─── Supplied records ───
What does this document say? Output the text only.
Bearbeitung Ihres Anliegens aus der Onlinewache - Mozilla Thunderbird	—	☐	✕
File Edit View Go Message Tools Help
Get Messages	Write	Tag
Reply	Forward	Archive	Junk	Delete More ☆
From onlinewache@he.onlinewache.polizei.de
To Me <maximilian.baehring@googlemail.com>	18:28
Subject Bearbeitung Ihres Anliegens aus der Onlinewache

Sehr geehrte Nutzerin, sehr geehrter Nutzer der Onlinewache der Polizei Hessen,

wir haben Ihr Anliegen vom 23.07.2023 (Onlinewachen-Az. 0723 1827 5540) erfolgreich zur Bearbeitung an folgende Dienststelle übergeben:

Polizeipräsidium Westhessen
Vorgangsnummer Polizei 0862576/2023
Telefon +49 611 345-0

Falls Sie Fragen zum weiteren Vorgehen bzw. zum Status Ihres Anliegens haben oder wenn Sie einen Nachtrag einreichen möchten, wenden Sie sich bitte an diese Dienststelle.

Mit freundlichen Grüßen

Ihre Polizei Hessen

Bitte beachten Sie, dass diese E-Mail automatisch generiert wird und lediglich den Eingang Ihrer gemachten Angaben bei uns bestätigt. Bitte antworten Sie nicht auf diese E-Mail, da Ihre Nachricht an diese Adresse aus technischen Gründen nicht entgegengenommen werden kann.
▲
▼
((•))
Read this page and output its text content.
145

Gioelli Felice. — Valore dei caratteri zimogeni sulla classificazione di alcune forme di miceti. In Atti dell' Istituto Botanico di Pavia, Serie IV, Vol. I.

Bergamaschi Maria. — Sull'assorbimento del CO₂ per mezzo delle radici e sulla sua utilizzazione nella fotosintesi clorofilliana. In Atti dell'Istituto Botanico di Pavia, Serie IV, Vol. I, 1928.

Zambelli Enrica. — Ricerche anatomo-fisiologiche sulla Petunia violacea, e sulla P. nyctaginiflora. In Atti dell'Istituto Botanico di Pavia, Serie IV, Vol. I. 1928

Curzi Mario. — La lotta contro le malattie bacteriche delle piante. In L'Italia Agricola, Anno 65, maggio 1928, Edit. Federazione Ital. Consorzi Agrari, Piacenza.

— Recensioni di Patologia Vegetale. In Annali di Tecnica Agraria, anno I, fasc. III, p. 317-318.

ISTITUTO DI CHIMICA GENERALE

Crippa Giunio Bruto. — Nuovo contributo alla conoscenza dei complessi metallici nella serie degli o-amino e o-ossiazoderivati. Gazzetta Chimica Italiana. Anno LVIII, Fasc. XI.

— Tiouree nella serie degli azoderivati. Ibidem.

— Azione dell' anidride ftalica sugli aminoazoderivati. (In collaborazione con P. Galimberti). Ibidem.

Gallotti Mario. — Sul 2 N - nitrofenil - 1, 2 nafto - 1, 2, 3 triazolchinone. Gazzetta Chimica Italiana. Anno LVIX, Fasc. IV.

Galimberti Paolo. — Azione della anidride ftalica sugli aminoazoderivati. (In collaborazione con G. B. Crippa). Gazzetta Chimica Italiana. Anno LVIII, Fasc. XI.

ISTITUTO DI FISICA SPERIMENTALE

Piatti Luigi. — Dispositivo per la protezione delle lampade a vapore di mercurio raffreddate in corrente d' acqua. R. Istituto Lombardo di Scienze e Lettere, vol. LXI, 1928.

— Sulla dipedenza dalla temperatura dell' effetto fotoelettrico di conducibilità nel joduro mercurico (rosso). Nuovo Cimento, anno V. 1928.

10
───
─── Supplied records ───
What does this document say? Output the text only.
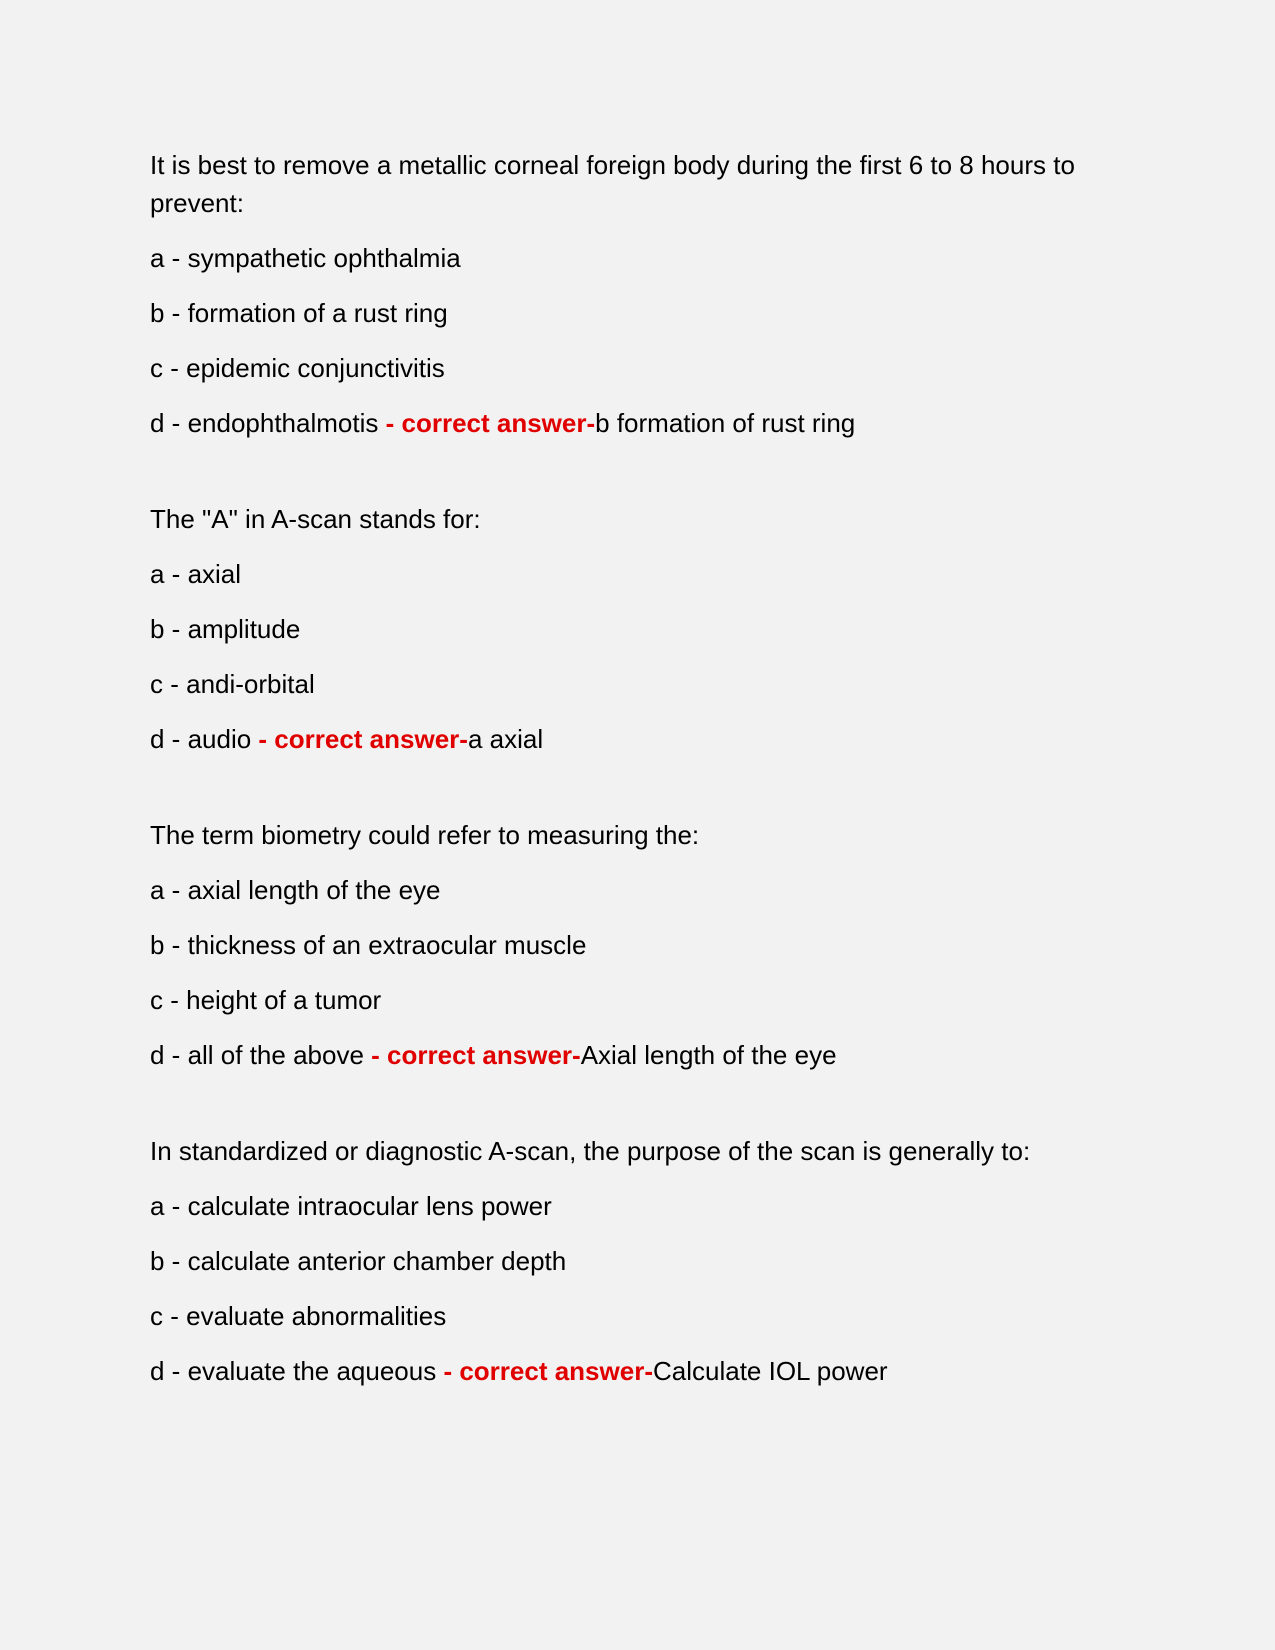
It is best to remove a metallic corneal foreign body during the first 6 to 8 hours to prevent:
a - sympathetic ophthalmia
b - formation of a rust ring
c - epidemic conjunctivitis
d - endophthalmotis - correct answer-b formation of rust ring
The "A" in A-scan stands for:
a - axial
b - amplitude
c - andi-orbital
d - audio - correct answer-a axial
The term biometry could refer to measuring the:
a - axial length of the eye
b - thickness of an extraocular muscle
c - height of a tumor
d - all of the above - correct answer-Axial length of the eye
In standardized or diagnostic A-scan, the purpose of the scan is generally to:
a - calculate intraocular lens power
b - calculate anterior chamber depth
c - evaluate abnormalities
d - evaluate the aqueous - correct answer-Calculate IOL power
───
Which lines above hold the word "haben"? Copy each of them.

## Result of the exercise
wir haben Ihr Anliegen vom 23.07.2023 (Onlinewachen-Az. 0723 1827 5540) erfolgreich zur Bearbeitung an folgende Dienststelle übergeben:
Falls Sie Fragen zum weiteren Vorgehen bzw. zum Status Ihres Anliegens haben oder wenn Sie einen Nachtrag einreichen möchten, wenden Sie sich bitte an diese Dienststelle.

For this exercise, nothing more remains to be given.